Extract to read:
※
Therefore we will be using CodePipeline and CodeBuild. These are two AWS services listed below “Developer Tools”. CodePipeline can be seen as a CI service. It triggers various actions based on certain triggers. In your use case, you will be using CodePipeline to trigger a Codebuild when a change has been detected in Git.
First of all, we want to setup Codebuild to build a new
_site folder using Jekyll and replace the old content in S3. To do so head over to Codebuild and press on “Create project”.
As a project name choose anything, you like. It does not really matter as long as you can identify your Codebuild project by it.
Choose for “source provider” the source provider that is hosting your code.
The “Environment image” should be “Use an image managed by AWS CodeBuild”. We want to specify a docker image as we need Ruby for Jekyll to build the website. “Runtime” will, therefore, be “Ruby”. The “Runtime version” should be set to the latest version. Leave everything else here to their default values.
Everything else can be left to default except for the “Service role”. We need to specify a name for a service role for the Codebuild project which we can identify later.
When you fill in all settings correctly press on “Continue” and after that press “Save”.
Codebuild automatically created a service role in IAM. We now go to this role by selecting the IAM service and go to “roles” on the left side menu. Select the role you specified earlier. Click on the policy that has been already defined by Codebuild and edit the policy. You have to grant Read and Write permissions on the S3 bucket where your website files are located. Next, to that you also have to give permission for CloudFront to be able to ListInvalidations, CreateInvalidations and GetInvalidations.
Codebuild will now look into the root of your repository and see if it can find
buildspec.yml. In this yml file, you can specify the build process of your application. A buildspec file is split into multiple phases CodeBuild will execute. This way, you have much control what CodeBuild does with your application. This is the
buildspec.yml I use for the Jekyll website, and you can copy this in your repository.
※
Data for document layout analysis:
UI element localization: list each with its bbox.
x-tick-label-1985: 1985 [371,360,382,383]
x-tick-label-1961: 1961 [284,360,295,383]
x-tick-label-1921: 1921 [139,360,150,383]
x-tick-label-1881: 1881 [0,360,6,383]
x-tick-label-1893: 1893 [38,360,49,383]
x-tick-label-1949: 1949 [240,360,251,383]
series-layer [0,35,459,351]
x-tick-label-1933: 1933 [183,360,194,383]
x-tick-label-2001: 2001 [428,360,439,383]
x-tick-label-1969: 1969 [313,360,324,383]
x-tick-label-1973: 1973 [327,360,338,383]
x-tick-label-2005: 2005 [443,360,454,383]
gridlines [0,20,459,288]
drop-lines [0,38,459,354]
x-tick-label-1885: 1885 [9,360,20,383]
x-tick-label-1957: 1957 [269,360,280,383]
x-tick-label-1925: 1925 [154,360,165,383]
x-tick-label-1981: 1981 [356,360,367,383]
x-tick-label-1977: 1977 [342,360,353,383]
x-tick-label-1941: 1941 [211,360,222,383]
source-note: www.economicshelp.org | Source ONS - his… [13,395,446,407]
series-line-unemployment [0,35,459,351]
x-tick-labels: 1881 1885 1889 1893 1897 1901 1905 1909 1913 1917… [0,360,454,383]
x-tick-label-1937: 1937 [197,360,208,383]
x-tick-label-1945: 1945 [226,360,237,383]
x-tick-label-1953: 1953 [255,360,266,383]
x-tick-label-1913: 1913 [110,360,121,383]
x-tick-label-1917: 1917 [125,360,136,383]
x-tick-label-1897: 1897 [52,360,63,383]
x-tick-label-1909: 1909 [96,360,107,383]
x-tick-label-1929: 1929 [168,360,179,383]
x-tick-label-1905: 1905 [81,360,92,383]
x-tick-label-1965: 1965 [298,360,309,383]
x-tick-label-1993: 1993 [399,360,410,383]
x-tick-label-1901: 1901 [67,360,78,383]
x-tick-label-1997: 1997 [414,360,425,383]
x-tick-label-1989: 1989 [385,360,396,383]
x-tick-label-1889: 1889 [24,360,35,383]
※
Please transcribe the CodeBuild guide in full, word for word. These lines stand apart from the CodeBuild guide and are separate material.

Solution to the exercise:
Therefore we will be using CodePipeline and CodeBuild. These are two AWS services listed below “Developer Tools”. CodePipeline can be seen as a CI service. It triggers various actions based on certain triggers. In your use case, you will be using CodePipeline to trigger a Codebuild when a change has been detected in Git.
First of all, we want to setup Codebuild to build a new
_site folder using Jekyll and replace the old content in S3. To do so head over to Codebuild and press on “Create project”.
As a project name choose anything, you like. It does not really matter as long as you can identify your Codebuild project by it.
Choose for “source provider” the source provider that is hosting your code.
The “Environment image” should be “Use an image managed by AWS CodeBuild”. We want to specify a docker image as we need Ruby for Jekyll to build the website. “Runtime” will, therefore, be “Ruby”. The “Runtime version” should be set to the latest version. Leave everything else here to their default values.
Everything else can be left to default except for the “Service role”. We need to specify a name for a service role for the Codebuild project which we can identify later.
When you fill in all settings correctly press on “Continue” and after that press “Save”.
Codebuild automatically created a service role in IAM. We now go to this role by selecting the IAM service and go to “roles” on the left side menu. Select the role you specified earlier. Click on the policy that has been already defined by Codebuild and edit the policy. You have to grant Read and Write permissions on the S3 bucket where your website files are located. Next, to that you also have to give permission for CloudFront to be able to ListInvalidations, CreateInvalidations and GetInvalidations.
Codebuild will now look into the root of your repository and see if it can find
buildspec.yml. In this yml file, you can specify the build process of your application. A buildspec file is split into multiple phases CodeBuild will execute. This way, you have much control what CodeBuild does with your application. This is the
buildspec.yml I use for the Jekyll website, and you can copy this in your repository.